Your instructions
Copy out every line of the data exactly.

Stored entries
=======
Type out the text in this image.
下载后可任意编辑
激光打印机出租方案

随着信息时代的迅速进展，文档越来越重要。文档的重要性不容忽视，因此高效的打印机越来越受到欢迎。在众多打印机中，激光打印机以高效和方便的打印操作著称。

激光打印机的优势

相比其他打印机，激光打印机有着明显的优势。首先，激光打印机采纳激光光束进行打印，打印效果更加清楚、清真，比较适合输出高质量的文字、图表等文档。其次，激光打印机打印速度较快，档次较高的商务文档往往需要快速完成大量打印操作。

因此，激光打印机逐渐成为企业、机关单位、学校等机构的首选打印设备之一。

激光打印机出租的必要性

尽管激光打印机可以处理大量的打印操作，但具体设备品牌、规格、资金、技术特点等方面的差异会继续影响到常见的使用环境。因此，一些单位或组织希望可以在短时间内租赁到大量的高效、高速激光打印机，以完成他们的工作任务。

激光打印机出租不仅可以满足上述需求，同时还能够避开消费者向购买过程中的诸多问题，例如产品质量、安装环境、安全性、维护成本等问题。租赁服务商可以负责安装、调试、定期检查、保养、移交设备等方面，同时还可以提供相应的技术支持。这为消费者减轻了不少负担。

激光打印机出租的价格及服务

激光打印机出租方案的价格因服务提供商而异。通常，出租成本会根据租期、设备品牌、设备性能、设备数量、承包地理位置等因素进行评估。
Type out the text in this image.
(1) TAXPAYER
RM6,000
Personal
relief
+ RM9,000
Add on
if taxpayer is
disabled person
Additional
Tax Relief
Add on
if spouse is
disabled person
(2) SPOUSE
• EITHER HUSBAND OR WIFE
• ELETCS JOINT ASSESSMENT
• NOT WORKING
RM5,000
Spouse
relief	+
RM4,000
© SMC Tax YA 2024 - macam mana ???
=======
Finished task
Type out the text in this image.
下载后可任意编辑
激光打印机出租方案

随着信息时代的迅速进展，文档越来越重要。文档的重要性不容忽视，因此高效的打印机越来越受到欢迎。在众多打印机中，激光打印机以高效和方便的打印操作著称。

激光打印机的优势

相比其他打印机，激光打印机有着明显的优势。首先，激光打印机采纳激光光束进行打印，打印效果更加清楚、清真，比较适合输出高质量的文字、图表等文档。其次，激光打印机打印速度较快，档次较高的商务文档往往需要快速完成大量打印操作。

因此，激光打印机逐渐成为企业、机关单位、学校等机构的首选打印设备之一。

激光打印机出租的必要性

尽管激光打印机可以处理大量的打印操作，但具体设备品牌、规格、资金、技术特点等方面的差异会继续影响到常见的使用环境。因此，一些单位或组织希望可以在短时间内租赁到大量的高效、高速激光打印机，以完成他们的工作任务。

激光打印机出租不仅可以满足上述需求，同时还能够避开消费者向购买过程中的诸多问题，例如产品质量、安装环境、安全性、维护成本等问题。租赁服务商可以负责安装、调试、定期检查、保养、移交设备等方面，同时还可以提供相应的技术支持。这为消费者减轻了不少负担。

激光打印机出租的价格及服务

激光打印机出租方案的价格因服务提供商而异。通常，出租成本会根据租期、设备品牌、设备性能、设备数量、承包地理位置等因素进行评估。
Type out the text in this image.
(1) TAXPAYER
RM6,000
Personal
relief
+ RM9,000
Add on
if taxpayer is
disabled person
Additional
Tax Relief
Add on
if spouse is
disabled person
(2) SPOUSE
• EITHER HUSBAND OR WIFE
• ELETCS JOINT ASSESSMENT
• NOT WORKING
RM5,000
Spouse
relief	+
RM4,000
© SMC Tax YA 2024 - macam mana ???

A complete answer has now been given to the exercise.